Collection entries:
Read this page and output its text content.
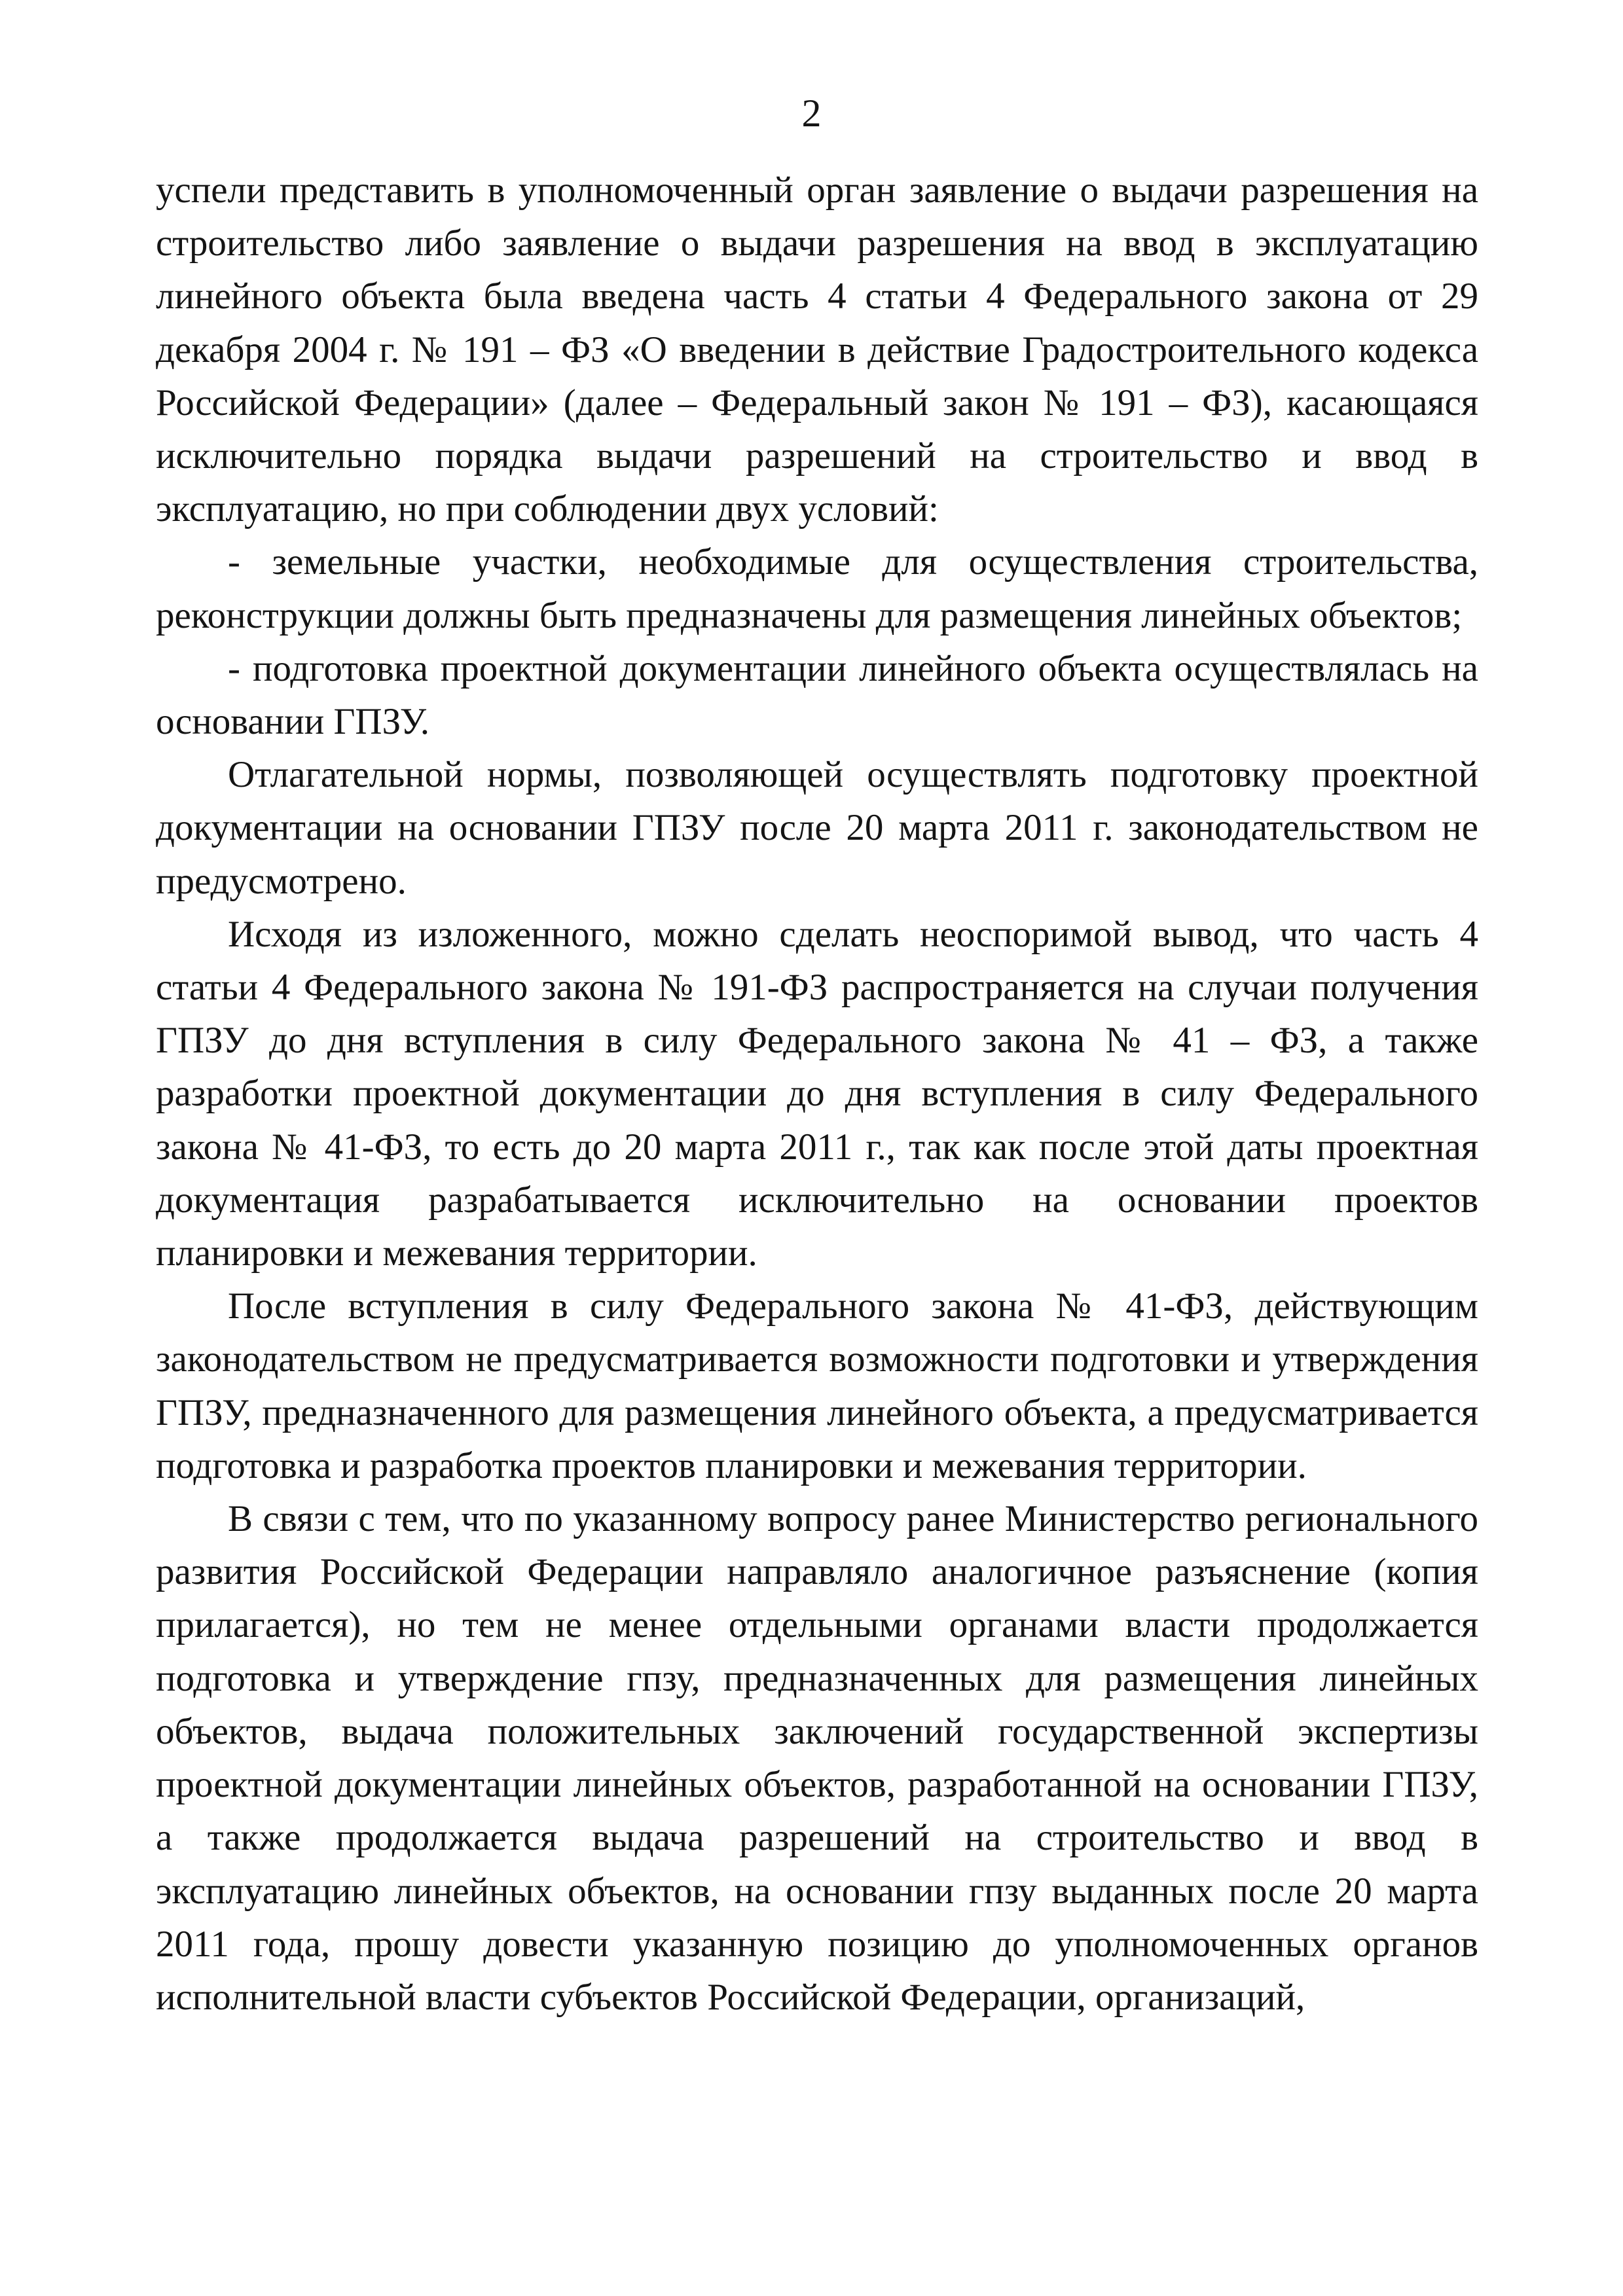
2

успели представить в уполномоченный орган заявление о выдачи разрешения на строительство либо заявление о выдачи разрешения на ввод в эксплуатацию линейного объекта была введена часть 4 статьи 4 Федерального закона от 29 декабря 2004 г. № 191 – ФЗ «О введении в действие Градостроительного кодекса Российской Федерации» (далее – Федеральный закон № 191 – ФЗ), касающаяся исключительно порядка выдачи разрешений на строительство и ввод в эксплуатацию, но при соблюдении двух условий:

- земельные участки, необходимые для осуществления строительства, реконструкции должны быть предназначены для размещения линейных объектов;

- подготовка проектной документации линейного объекта осуществлялась на основании ГПЗУ.

Отлагательной нормы, позволяющей осуществлять подготовку проектной документации на основании ГПЗУ после 20 марта 2011 г. законодательством не предусмотрено.

Исходя из изложенного, можно сделать неоспоримой вывод, что часть 4 статьи 4 Федерального закона № 191-ФЗ распространяется на случаи получения ГПЗУ до дня вступления в силу Федерального закона № 41 – ФЗ, а также разработки проектной документации до дня вступления в силу Федерального закона № 41-ФЗ, то есть до 20 марта 2011 г., так как после этой даты проектная документация разрабатывается исключительно на основании проектов планировки и межевания территории.

После вступления в силу Федерального закона № 41-ФЗ, действующим законодательством не предусматривается возможности подготовки и утверждения ГПЗУ, предназначенного для размещения линейного объекта, а предусматривается подготовка и разработка проектов планировки и межевания территории.

В связи с тем, что по указанному вопросу ранее Министерство регионального развития Российской Федерации направляло аналогичное разъяснение (копия прилагается), но тем не менее отдельными органами власти продолжается подготовка и утверждение гпзу, предназначенных для размещения линейных объектов, выдача положительных заключений государственной экспертизы проектной документации линейных объектов, разработанной на основании ГПЗУ, а также продолжается выдача разрешений на строительство и ввод в эксплуатацию линейных объектов, на основании гпзу выданных после 20 марта 2011 года, прошу довести указанную позицию до уполномоченных органов исполнительной власти субъектов Российской Федерации, организаций,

* **Problem to work on**:
Go through the records and pull out each line that includes the word "законодательством".

* **Solution below**:
Отлагательной нормы, позволяющей осуществлять подготовку проектной документации на основании ГПЗУ после 20 марта 2011 г. законодательством не предусмотрено.
После вступления в силу Федерального закона № 41-ФЗ, действующим законодательством не предусматривается возможности подготовки и утверждения ГПЗУ, предназначенного для размещения линейного объекта, а предусматривается подготовка и разработка проектов планировки и межевания территории.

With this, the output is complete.